Output the material word for word. Leave each picture out.

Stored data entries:
++++++++++

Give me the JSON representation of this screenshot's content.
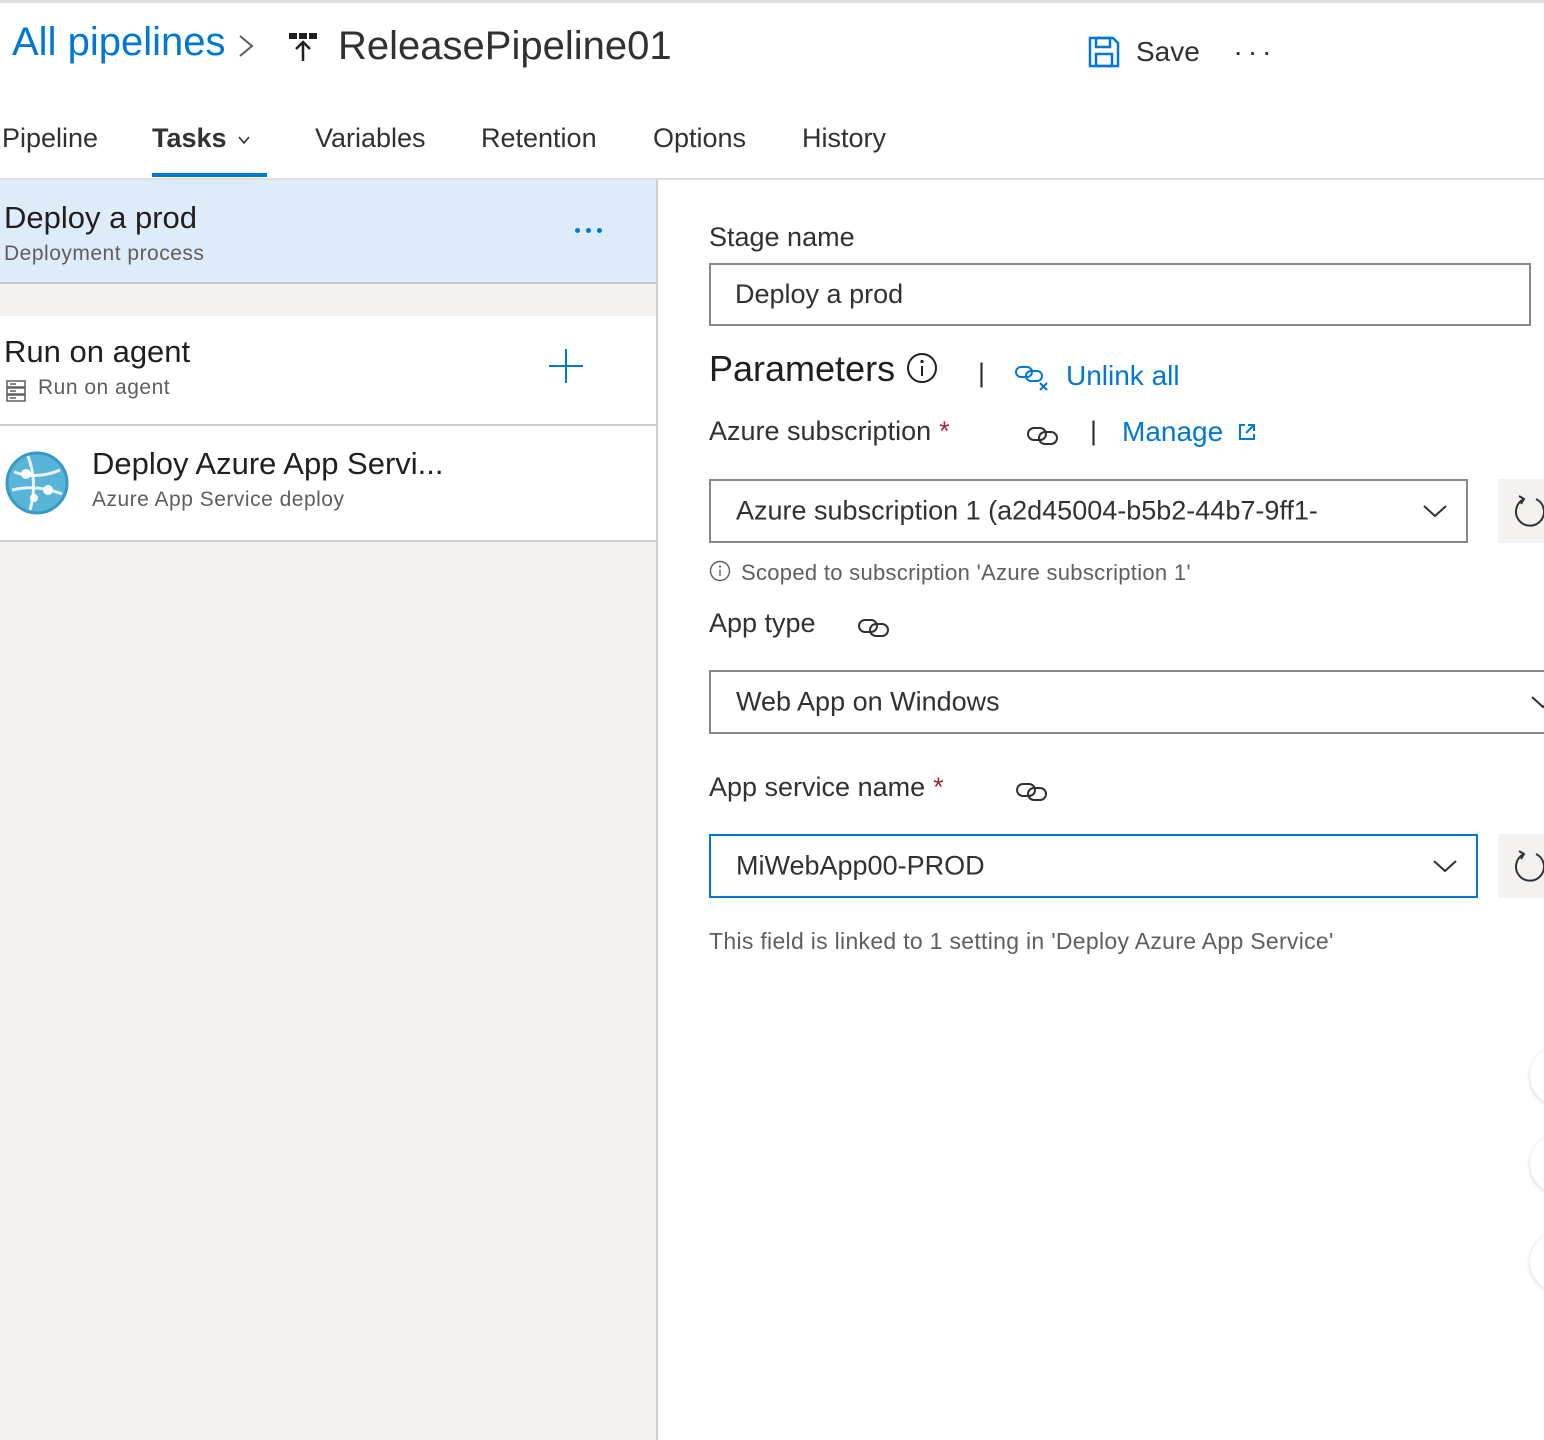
{
  "header": {
    "breadcrumb_root": "All pipelines",
    "pipeline_name": "ReleasePipeline01",
    "save_label": "Save",
    "more_label": "···"
  },
  "tabs": [
    {
      "label": "Pipeline",
      "active": false
    },
    {
      "label": "Tasks",
      "active": true
    },
    {
      "label": "Variables",
      "active": false
    },
    {
      "label": "Retention",
      "active": false
    },
    {
      "label": "Options",
      "active": false
    },
    {
      "label": "History",
      "active": false
    }
  ],
  "left_pane": {
    "stage": {
      "title": "Deploy a prod",
      "subtitle": "Deployment process"
    },
    "agent_job": {
      "title": "Run on agent",
      "subtitle": "Run on agent"
    },
    "task": {
      "title": "Deploy Azure App Servi...",
      "subtitle": "Azure App Service deploy"
    }
  },
  "stage_settings": {
    "stage_name_label": "Stage name",
    "stage_name_value": "Deploy a prod",
    "parameters_title": "Parameters",
    "separator": "|",
    "unlink_all_label": "Unlink all",
    "azure_subscription": {
      "label": "Azure subscription",
      "required_mark": "*",
      "manage_label": "Manage",
      "value": "Azure subscription 1 (a2d45004-b5b2-44b7-9ff1-",
      "hint": "Scoped to subscription 'Azure subscription 1'"
    },
    "app_type": {
      "label": "App type",
      "value": "Web App on Windows"
    },
    "app_service_name": {
      "label": "App service name",
      "required_mark": "*",
      "value": "MiWebApp00-PROD",
      "hint": "This field is linked to 1 setting in 'Deploy Azure App Service'"
    }
  },
  "colors": {
    "accent": "#0078d4",
    "selected_row": "#deecf9",
    "pane_background": "#f3f2f1",
    "required": "#a4262c"
  }
}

++++++++++

Response:
Give me the JSON representation of this screenshot's content.
{
  "header": {
    "breadcrumb_root": "All pipelines",
    "pipeline_name": "ReleasePipeline01",
    "save_label": "Save",
    "more_label": "···"
  },
  "tabs": [
    {
      "label": "Pipeline",
      "active": false
    },
    {
      "label": "Tasks",
      "active": true
    },
    {
      "label": "Variables",
      "active": false
    },
    {
      "label": "Retention",
      "active": false
    },
    {
      "label": "Options",
      "active": false
    },
    {
      "label": "History",
      "active": false
    }
  ],
  "left_pane": {
    "stage": {
      "title": "Deploy a prod",
      "subtitle": "Deployment process"
    },
    "agent_job": {
      "title": "Run on agent",
      "subtitle": "Run on agent"
    },
    "task": {
      "title": "Deploy Azure App Servi...",
      "subtitle": "Azure App Service deploy"
    }
  },
  "stage_settings": {
    "stage_name_label": "Stage name",
    "stage_name_value": "Deploy a prod",
    "parameters_title": "Parameters",
    "separator": "|",
    "unlink_all_label": "Unlink all",
    "azure_subscription": {
      "label": "Azure subscription",
      "required_mark": "*",
      "manage_label": "Manage",
      "value": "Azure subscription 1 (a2d45004-b5b2-44b7-9ff1-",
      "hint": "Scoped to subscription 'Azure subscription 1'"
    },
    "app_type": {
      "label": "App type",
      "value": "Web App on Windows"
    },
    "app_service_name": {
      "label": "App service name",
      "required_mark": "*",
      "value": "MiWebApp00-PROD",
      "hint": "This field is linked to 1 setting in 'Deploy Azure App Service'"
    }
  },
  "colors": {
    "accent": "#0078d4",
    "selected_row": "#deecf9",
    "pane_background": "#f3f2f1",
    "required": "#a4262c"
  }
}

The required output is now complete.